> [Goal] Repeat the data verbatim.

> [Materials provided]
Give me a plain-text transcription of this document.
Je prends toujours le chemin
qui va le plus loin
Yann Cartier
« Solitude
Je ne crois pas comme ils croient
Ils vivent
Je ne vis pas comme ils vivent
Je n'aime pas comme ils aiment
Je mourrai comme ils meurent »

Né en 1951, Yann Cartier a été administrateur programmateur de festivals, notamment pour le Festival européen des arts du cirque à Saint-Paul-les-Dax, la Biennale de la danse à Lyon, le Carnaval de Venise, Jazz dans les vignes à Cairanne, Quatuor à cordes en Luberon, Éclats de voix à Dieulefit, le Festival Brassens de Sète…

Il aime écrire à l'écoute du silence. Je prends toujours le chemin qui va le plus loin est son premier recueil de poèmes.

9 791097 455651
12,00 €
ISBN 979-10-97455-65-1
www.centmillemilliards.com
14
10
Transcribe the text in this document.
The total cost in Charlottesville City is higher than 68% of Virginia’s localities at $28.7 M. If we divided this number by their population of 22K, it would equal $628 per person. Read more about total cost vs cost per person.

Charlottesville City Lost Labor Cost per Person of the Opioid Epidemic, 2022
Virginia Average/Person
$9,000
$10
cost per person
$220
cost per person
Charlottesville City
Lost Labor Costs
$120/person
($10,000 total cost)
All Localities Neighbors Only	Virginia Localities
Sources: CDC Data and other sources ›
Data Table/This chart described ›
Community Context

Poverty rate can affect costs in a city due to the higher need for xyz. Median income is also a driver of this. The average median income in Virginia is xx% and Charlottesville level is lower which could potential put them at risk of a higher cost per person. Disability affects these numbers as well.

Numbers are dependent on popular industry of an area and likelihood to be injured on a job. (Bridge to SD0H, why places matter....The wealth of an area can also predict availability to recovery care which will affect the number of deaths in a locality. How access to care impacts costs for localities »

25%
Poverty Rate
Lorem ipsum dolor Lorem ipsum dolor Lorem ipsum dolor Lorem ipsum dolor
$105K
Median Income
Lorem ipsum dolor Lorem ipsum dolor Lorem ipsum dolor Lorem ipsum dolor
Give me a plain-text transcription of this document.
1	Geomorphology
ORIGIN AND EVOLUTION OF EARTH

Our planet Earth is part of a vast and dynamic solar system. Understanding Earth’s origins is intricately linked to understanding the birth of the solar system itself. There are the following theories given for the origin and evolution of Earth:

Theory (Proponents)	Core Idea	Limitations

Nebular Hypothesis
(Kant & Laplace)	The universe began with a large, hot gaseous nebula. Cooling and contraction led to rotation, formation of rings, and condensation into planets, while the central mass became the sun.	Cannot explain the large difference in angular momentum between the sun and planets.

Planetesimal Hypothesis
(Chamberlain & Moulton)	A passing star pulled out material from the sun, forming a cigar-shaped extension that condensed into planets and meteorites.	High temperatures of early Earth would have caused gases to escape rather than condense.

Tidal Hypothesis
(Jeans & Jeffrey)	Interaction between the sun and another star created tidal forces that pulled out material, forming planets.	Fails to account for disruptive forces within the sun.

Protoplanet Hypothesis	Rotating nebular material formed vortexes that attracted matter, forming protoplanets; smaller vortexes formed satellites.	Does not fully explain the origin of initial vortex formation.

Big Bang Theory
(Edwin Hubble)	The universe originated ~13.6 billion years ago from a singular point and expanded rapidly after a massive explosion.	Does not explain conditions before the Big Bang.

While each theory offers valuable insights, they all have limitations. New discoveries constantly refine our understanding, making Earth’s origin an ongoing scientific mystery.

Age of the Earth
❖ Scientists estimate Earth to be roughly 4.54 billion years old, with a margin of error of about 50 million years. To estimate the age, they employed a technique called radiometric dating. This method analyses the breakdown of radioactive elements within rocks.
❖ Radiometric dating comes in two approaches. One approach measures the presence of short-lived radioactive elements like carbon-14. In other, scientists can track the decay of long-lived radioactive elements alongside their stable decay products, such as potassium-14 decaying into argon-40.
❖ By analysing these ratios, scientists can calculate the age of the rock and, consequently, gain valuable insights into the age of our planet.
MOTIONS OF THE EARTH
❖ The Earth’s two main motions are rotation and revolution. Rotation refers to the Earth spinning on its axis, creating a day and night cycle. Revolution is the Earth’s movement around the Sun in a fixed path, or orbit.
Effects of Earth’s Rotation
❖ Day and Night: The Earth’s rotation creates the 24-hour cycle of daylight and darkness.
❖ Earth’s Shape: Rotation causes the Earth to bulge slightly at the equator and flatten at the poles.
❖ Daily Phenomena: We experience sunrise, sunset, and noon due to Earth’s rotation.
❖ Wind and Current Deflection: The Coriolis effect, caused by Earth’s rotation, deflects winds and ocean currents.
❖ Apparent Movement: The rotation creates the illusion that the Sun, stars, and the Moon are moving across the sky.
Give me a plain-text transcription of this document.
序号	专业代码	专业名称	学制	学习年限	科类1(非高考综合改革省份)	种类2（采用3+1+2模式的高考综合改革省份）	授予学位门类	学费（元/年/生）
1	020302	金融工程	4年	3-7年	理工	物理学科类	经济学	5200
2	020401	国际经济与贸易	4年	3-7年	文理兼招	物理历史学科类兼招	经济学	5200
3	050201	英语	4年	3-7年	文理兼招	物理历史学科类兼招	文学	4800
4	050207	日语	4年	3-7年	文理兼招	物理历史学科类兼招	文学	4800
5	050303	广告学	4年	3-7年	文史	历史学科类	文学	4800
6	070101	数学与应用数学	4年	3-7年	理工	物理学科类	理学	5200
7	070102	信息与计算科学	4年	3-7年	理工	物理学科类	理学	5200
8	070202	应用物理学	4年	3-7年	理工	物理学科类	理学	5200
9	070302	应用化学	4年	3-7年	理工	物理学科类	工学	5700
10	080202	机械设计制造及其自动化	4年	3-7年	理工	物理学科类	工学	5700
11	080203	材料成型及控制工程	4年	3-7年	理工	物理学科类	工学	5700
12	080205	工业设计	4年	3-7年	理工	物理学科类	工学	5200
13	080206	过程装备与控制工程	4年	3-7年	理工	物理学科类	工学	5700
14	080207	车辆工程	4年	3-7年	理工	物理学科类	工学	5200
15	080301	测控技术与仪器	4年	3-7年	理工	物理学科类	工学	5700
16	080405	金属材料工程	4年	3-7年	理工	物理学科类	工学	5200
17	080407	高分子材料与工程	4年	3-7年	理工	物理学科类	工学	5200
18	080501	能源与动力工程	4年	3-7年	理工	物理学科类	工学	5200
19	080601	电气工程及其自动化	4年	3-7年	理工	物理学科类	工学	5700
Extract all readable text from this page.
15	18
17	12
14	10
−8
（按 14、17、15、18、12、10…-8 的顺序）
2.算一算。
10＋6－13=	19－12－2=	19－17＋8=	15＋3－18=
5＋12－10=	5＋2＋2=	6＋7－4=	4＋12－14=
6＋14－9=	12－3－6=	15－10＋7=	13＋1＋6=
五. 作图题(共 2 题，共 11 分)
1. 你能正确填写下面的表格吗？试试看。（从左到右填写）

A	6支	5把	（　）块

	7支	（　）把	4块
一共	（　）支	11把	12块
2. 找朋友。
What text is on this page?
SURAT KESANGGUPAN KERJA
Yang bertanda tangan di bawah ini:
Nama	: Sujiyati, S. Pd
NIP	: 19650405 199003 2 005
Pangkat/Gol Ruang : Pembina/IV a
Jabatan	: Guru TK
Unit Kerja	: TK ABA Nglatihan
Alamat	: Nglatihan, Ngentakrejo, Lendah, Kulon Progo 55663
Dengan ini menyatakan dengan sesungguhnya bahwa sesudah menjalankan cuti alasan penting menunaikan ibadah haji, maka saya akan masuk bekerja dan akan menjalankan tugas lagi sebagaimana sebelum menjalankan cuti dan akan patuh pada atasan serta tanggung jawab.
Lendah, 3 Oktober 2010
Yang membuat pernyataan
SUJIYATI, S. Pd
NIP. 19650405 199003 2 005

> [Exercise result]
Give me a plain-text transcription of this document.
Je prends toujours le chemin
qui va le plus loin
Yann Cartier
« Solitude
Je ne crois pas comme ils croient
Ils vivent
Je ne vis pas comme ils vivent
Je n'aime pas comme ils aiment
Je mourrai comme ils meurent »

Né en 1951, Yann Cartier a été administrateur programmateur de festivals, notamment pour le Festival européen des arts du cirque à Saint-Paul-les-Dax, la Biennale de la danse à Lyon, le Carnaval de Venise, Jazz dans les vignes à Cairanne, Quatuor à cordes en Luberon, Éclats de voix à Dieulefit, le Festival Brassens de Sète…

Il aime écrire à l'écoute du silence. Je prends toujours le chemin qui va le plus loin est son premier recueil de poèmes.

9 791097 455651
12,00 €
ISBN 979-10-97455-65-1
www.centmillemilliards.com
14
10
Transcribe the text in this document.
The total cost in Charlottesville City is higher than 68% of Virginia’s localities at $28.7 M. If we divided this number by their population of 22K, it would equal $628 per person. Read more about total cost vs cost per person.

Charlottesville City Lost Labor Cost per Person of the Opioid Epidemic, 2022
Virginia Average/Person
$9,000
$10
cost per person
$220
cost per person
Charlottesville City
Lost Labor Costs
$120/person
($10,000 total cost)
All Localities Neighbors Only	Virginia Localities
Sources: CDC Data and other sources ›
Data Table/This chart described ›
Community Context

Poverty rate can affect costs in a city due to the higher need for xyz. Median income is also a driver of this. The average median income in Virginia is xx% and Charlottesville level is lower which could potential put them at risk of a higher cost per person. Disability affects these numbers as well.

Numbers are dependent on popular industry of an area and likelihood to be injured on a job. (Bridge to SD0H, why places matter....The wealth of an area can also predict availability to recovery care which will affect the number of deaths in a locality. How access to care impacts costs for localities »

25%
Poverty Rate
Lorem ipsum dolor Lorem ipsum dolor Lorem ipsum dolor Lorem ipsum dolor
$105K
Median Income
Lorem ipsum dolor Lorem ipsum dolor Lorem ipsum dolor Lorem ipsum dolor
Give me a plain-text transcription of this document.
1	Geomorphology
ORIGIN AND EVOLUTION OF EARTH

Our planet Earth is part of a vast and dynamic solar system. Understanding Earth’s origins is intricately linked to understanding the birth of the solar system itself. There are the following theories given for the origin and evolution of Earth:

Theory (Proponents)	Core Idea	Limitations

Nebular Hypothesis
(Kant & Laplace)	The universe began with a large, hot gaseous nebula. Cooling and contraction led to rotation, formation of rings, and condensation into planets, while the central mass became the sun.	Cannot explain the large difference in angular momentum between the sun and planets.

Planetesimal Hypothesis
(Chamberlain & Moulton)	A passing star pulled out material from the sun, forming a cigar-shaped extension that condensed into planets and meteorites.	High temperatures of early Earth would have caused gases to escape rather than condense.

Tidal Hypothesis
(Jeans & Jeffrey)	Interaction between the sun and another star created tidal forces that pulled out material, forming planets.	Fails to account for disruptive forces within the sun.

Protoplanet Hypothesis	Rotating nebular material formed vortexes that attracted matter, forming protoplanets; smaller vortexes formed satellites.	Does not fully explain the origin of initial vortex formation.

Big Bang Theory
(Edwin Hubble)	The universe originated ~13.6 billion years ago from a singular point and expanded rapidly after a massive explosion.	Does not explain conditions before the Big Bang.

While each theory offers valuable insights, they all have limitations. New discoveries constantly refine our understanding, making Earth’s origin an ongoing scientific mystery.

Age of the Earth
❖ Scientists estimate Earth to be roughly 4.54 billion years old, with a margin of error of about 50 million years. To estimate the age, they employed a technique called radiometric dating. This method analyses the breakdown of radioactive elements within rocks.
❖ Radiometric dating comes in two approaches. One approach measures the presence of short-lived radioactive elements like carbon-14. In other, scientists can track the decay of long-lived radioactive elements alongside their stable decay products, such as potassium-14 decaying into argon-40.
❖ By analysing these ratios, scientists can calculate the age of the rock and, consequently, gain valuable insights into the age of our planet.
MOTIONS OF THE EARTH
❖ The Earth’s two main motions are rotation and revolution. Rotation refers to the Earth spinning on its axis, creating a day and night cycle. Revolution is the Earth’s movement around the Sun in a fixed path, or orbit.
Effects of Earth’s Rotation
❖ Day and Night: The Earth’s rotation creates the 24-hour cycle of daylight and darkness.
❖ Earth’s Shape: Rotation causes the Earth to bulge slightly at the equator and flatten at the poles.
❖ Daily Phenomena: We experience sunrise, sunset, and noon due to Earth’s rotation.
❖ Wind and Current Deflection: The Coriolis effect, caused by Earth’s rotation, deflects winds and ocean currents.
❖ Apparent Movement: The rotation creates the illusion that the Sun, stars, and the Moon are moving across the sky.
Give me a plain-text transcription of this document.
序号	专业代码	专业名称	学制	学习年限	科类1(非高考综合改革省份)	种类2（采用3+1+2模式的高考综合改革省份）	授予学位门类	学费（元/年/生）
1	020302	金融工程	4年	3-7年	理工	物理学科类	经济学	5200
2	020401	国际经济与贸易	4年	3-7年	文理兼招	物理历史学科类兼招	经济学	5200
3	050201	英语	4年	3-7年	文理兼招	物理历史学科类兼招	文学	4800
4	050207	日语	4年	3-7年	文理兼招	物理历史学科类兼招	文学	4800
5	050303	广告学	4年	3-7年	文史	历史学科类	文学	4800
6	070101	数学与应用数学	4年	3-7年	理工	物理学科类	理学	5200
7	070102	信息与计算科学	4年	3-7年	理工	物理学科类	理学	5200
8	070202	应用物理学	4年	3-7年	理工	物理学科类	理学	5200
9	070302	应用化学	4年	3-7年	理工	物理学科类	工学	5700
10	080202	机械设计制造及其自动化	4年	3-7年	理工	物理学科类	工学	5700
11	080203	材料成型及控制工程	4年	3-7年	理工	物理学科类	工学	5700
12	080205	工业设计	4年	3-7年	理工	物理学科类	工学	5200
13	080206	过程装备与控制工程	4年	3-7年	理工	物理学科类	工学	5700
14	080207	车辆工程	4年	3-7年	理工	物理学科类	工学	5200
15	080301	测控技术与仪器	4年	3-7年	理工	物理学科类	工学	5700
16	080405	金属材料工程	4年	3-7年	理工	物理学科类	工学	5200
17	080407	高分子材料与工程	4年	3-7年	理工	物理学科类	工学	5200
18	080501	能源与动力工程	4年	3-7年	理工	物理学科类	工学	5200
19	080601	电气工程及其自动化	4年	3-7年	理工	物理学科类	工学	5700
Extract all readable text from this page.
15	18
17	12
14	10
−8
（按 14、17、15、18、12、10…-8 的顺序）
2.算一算。
10＋6－13=	19－12－2=	19－17＋8=	15＋3－18=
5＋12－10=	5＋2＋2=	6＋7－4=	4＋12－14=
6＋14－9=	12－3－6=	15－10＋7=	13＋1＋6=
五. 作图题(共 2 题，共 11 分)
1. 你能正确填写下面的表格吗？试试看。（从左到右填写）

A	6支	5把	（　）块

	7支	（　）把	4块
一共	（　）支	11把	12块
2. 找朋友。
What text is on this page?
SURAT KESANGGUPAN KERJA
Yang bertanda tangan di bawah ini:
Nama	: Sujiyati, S. Pd
NIP	: 19650405 199003 2 005
Pangkat/Gol Ruang : Pembina/IV a
Jabatan	: Guru TK
Unit Kerja	: TK ABA Nglatihan
Alamat	: Nglatihan, Ngentakrejo, Lendah, Kulon Progo 55663
Dengan ini menyatakan dengan sesungguhnya bahwa sesudah menjalankan cuti alasan penting menunaikan ibadah haji, maka saya akan masuk bekerja dan akan menjalankan tugas lagi sebagaimana sebelum menjalankan cuti dan akan patuh pada atasan serta tanggung jawab.
Lendah, 3 Oktober 2010
Yang membuat pernyataan
SUJIYATI, S. Pd
NIP. 19650405 199003 2 005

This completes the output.